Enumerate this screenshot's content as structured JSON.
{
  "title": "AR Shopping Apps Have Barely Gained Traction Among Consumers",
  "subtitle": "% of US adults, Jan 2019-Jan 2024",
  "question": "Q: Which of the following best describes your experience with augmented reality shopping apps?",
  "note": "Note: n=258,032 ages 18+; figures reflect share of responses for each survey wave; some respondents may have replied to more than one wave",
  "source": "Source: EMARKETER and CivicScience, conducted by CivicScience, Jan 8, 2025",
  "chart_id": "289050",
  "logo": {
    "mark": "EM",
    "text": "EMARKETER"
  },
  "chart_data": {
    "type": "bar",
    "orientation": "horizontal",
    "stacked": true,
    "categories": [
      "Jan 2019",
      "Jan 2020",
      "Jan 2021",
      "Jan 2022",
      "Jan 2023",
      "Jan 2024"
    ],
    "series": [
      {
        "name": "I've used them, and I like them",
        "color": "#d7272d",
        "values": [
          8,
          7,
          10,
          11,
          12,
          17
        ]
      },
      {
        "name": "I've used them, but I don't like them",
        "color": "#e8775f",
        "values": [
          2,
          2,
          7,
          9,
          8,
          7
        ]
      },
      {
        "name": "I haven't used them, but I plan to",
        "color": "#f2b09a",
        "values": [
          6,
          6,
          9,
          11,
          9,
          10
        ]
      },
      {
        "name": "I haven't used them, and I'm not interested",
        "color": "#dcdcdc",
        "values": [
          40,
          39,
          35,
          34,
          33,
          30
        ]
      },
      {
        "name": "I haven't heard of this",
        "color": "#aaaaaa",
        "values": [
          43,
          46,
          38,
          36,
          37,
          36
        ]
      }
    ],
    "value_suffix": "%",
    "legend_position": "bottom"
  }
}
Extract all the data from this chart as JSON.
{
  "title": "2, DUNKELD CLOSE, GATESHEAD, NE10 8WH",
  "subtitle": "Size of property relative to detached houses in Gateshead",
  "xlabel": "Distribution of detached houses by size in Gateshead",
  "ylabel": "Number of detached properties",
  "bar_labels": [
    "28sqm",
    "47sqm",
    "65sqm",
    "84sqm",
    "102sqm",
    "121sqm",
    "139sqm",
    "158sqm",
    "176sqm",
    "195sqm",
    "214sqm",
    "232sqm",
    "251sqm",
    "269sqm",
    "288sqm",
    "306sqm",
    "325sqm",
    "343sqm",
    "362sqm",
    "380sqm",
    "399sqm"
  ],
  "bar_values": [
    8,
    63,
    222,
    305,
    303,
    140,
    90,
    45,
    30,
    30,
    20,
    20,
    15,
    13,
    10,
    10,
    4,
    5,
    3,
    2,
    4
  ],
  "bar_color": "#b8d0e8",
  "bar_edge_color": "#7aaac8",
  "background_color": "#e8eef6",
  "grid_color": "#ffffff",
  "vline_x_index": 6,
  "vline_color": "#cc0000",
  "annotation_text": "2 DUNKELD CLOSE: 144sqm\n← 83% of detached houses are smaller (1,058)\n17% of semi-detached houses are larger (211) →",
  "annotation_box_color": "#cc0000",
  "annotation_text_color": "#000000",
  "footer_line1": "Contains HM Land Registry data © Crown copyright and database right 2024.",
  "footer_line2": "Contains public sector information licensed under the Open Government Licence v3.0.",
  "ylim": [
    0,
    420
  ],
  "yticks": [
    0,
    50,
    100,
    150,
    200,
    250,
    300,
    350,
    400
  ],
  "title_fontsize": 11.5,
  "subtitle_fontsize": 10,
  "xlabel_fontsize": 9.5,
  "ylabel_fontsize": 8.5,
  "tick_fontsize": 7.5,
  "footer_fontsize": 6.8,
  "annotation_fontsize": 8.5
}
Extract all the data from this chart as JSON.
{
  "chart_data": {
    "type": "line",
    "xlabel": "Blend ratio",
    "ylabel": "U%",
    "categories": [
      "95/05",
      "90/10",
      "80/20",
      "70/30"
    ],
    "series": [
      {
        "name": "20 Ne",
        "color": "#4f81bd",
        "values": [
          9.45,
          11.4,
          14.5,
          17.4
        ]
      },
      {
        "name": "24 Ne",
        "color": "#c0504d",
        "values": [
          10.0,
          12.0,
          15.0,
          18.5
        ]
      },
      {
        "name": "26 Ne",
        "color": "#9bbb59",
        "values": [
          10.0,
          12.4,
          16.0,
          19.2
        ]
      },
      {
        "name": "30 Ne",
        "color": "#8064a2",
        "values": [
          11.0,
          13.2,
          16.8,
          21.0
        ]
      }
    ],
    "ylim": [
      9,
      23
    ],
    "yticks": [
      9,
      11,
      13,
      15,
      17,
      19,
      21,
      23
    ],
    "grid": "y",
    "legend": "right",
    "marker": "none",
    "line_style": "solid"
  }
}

------

YOUR OBJECTIVE: The listing above must be transcribed exactly, line by line.

SOLVED EXERCISE:
Enumerate this screenshot's content as structured JSON.
{
  "title": "AR Shopping Apps Have Barely Gained Traction Among Consumers",
  "subtitle": "% of US adults, Jan 2019-Jan 2024",
  "question": "Q: Which of the following best describes your experience with augmented reality shopping apps?",
  "note": "Note: n=258,032 ages 18+; figures reflect share of responses for each survey wave; some respondents may have replied to more than one wave",
  "source": "Source: EMARKETER and CivicScience, conducted by CivicScience, Jan 8, 2025",
  "chart_id": "289050",
  "logo": {
    "mark": "EM",
    "text": "EMARKETER"
  },
  "chart_data": {
    "type": "bar",
    "orientation": "horizontal",
    "stacked": true,
    "categories": [
      "Jan 2019",
      "Jan 2020",
      "Jan 2021",
      "Jan 2022",
      "Jan 2023",
      "Jan 2024"
    ],
    "series": [
      {
        "name": "I've used them, and I like them",
        "color": "#d7272d",
        "values": [
          8,
          7,
          10,
          11,
          12,
          17
        ]
      },
      {
        "name": "I've used them, but I don't like them",
        "color": "#e8775f",
        "values": [
          2,
          2,
          7,
          9,
          8,
          7
        ]
      },
      {
        "name": "I haven't used them, but I plan to",
        "color": "#f2b09a",
        "values": [
          6,
          6,
          9,
          11,
          9,
          10
        ]
      },
      {
        "name": "I haven't used them, and I'm not interested",
        "color": "#dcdcdc",
        "values": [
          40,
          39,
          35,
          34,
          33,
          30
        ]
      },
      {
        "name": "I haven't heard of this",
        "color": "#aaaaaa",
        "values": [
          43,
          46,
          38,
          36,
          37,
          36
        ]
      }
    ],
    "value_suffix": "%",
    "legend_position": "bottom"
  }
}
Extract all the data from this chart as JSON.
{
  "title": "2, DUNKELD CLOSE, GATESHEAD, NE10 8WH",
  "subtitle": "Size of property relative to detached houses in Gateshead",
  "xlabel": "Distribution of detached houses by size in Gateshead",
  "ylabel": "Number of detached properties",
  "bar_labels": [
    "28sqm",
    "47sqm",
    "65sqm",
    "84sqm",
    "102sqm",
    "121sqm",
    "139sqm",
    "158sqm",
    "176sqm",
    "195sqm",
    "214sqm",
    "232sqm",
    "251sqm",
    "269sqm",
    "288sqm",
    "306sqm",
    "325sqm",
    "343sqm",
    "362sqm",
    "380sqm",
    "399sqm"
  ],
  "bar_values": [
    8,
    63,
    222,
    305,
    303,
    140,
    90,
    45,
    30,
    30,
    20,
    20,
    15,
    13,
    10,
    10,
    4,
    5,
    3,
    2,
    4
  ],
  "bar_color": "#b8d0e8",
  "bar_edge_color": "#7aaac8",
  "background_color": "#e8eef6",
  "grid_color": "#ffffff",
  "vline_x_index": 6,
  "vline_color": "#cc0000",
  "annotation_text": "2 DUNKELD CLOSE: 144sqm\n← 83% of detached houses are smaller (1,058)\n17% of semi-detached houses are larger (211) →",
  "annotation_box_color": "#cc0000",
  "annotation_text_color": "#000000",
  "footer_line1": "Contains HM Land Registry data © Crown copyright and database right 2024.",
  "footer_line2": "Contains public sector information licensed under the Open Government Licence v3.0.",
  "ylim": [
    0,
    420
  ],
  "yticks": [
    0,
    50,
    100,
    150,
    200,
    250,
    300,
    350,
    400
  ],
  "title_fontsize": 11.5,
  "subtitle_fontsize": 10,
  "xlabel_fontsize": 9.5,
  "ylabel_fontsize": 8.5,
  "tick_fontsize": 7.5,
  "footer_fontsize": 6.8,
  "annotation_fontsize": 8.5
}
Extract all the data from this chart as JSON.
{
  "chart_data": {
    "type": "line",
    "xlabel": "Blend ratio",
    "ylabel": "U%",
    "categories": [
      "95/05",
      "90/10",
      "80/20",
      "70/30"
    ],
    "series": [
      {
        "name": "20 Ne",
        "color": "#4f81bd",
        "values": [
          9.45,
          11.4,
          14.5,
          17.4
        ]
      },
      {
        "name": "24 Ne",
        "color": "#c0504d",
        "values": [
          10.0,
          12.0,
          15.0,
          18.5
        ]
      },
      {
        "name": "26 Ne",
        "color": "#9bbb59",
        "values": [
          10.0,
          12.4,
          16.0,
          19.2
        ]
      },
      {
        "name": "30 Ne",
        "color": "#8064a2",
        "values": [
          11.0,
          13.2,
          16.8,
          21.0
        ]
      }
    ],
    "ylim": [
      9,
      23
    ],
    "yticks": [
      9,
      11,
      13,
      15,
      17,
      19,
      21,
      23
    ],
    "grid": "y",
    "legend": "right",
    "marker": "none",
    "line_style": "solid"
  }
}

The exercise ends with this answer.